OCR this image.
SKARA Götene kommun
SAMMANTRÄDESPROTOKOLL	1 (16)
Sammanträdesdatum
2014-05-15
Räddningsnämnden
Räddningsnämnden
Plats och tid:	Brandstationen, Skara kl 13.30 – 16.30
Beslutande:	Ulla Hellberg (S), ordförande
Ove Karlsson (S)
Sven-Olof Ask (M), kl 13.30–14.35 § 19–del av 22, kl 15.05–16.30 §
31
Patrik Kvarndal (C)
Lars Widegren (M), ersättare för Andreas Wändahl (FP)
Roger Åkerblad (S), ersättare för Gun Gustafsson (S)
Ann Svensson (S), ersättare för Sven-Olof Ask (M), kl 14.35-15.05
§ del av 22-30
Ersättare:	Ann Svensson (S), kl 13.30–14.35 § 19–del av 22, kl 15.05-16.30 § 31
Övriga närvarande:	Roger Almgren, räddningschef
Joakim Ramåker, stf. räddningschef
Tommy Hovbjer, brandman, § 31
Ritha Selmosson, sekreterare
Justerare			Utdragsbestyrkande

● **PROBLEM DETAILS**
Copy the data above exactly. Every line must be included.

● **FINAL RESULT**
OCR this image.
SKARA Götene kommun
SAMMANTRÄDESPROTOKOLL	1 (16)
Sammanträdesdatum
2014-05-15
Räddningsnämnden
Räddningsnämnden
Plats och tid:	Brandstationen, Skara kl 13.30 – 16.30
Beslutande:	Ulla Hellberg (S), ordförande
Ove Karlsson (S)
Sven-Olof Ask (M), kl 13.30–14.35 § 19–del av 22, kl 15.05–16.30 §
31
Patrik Kvarndal (C)
Lars Widegren (M), ersättare för Andreas Wändahl (FP)
Roger Åkerblad (S), ersättare för Gun Gustafsson (S)
Ann Svensson (S), ersättare för Sven-Olof Ask (M), kl 14.35-15.05
§ del av 22-30
Ersättare:	Ann Svensson (S), kl 13.30–14.35 § 19–del av 22, kl 15.05-16.30 § 31
Övriga närvarande:	Roger Almgren, räddningschef
Joakim Ramåker, stf. räddningschef
Tommy Hovbjer, brandman, § 31
Ritha Selmosson, sekreterare
Justerare			Utdragsbestyrkande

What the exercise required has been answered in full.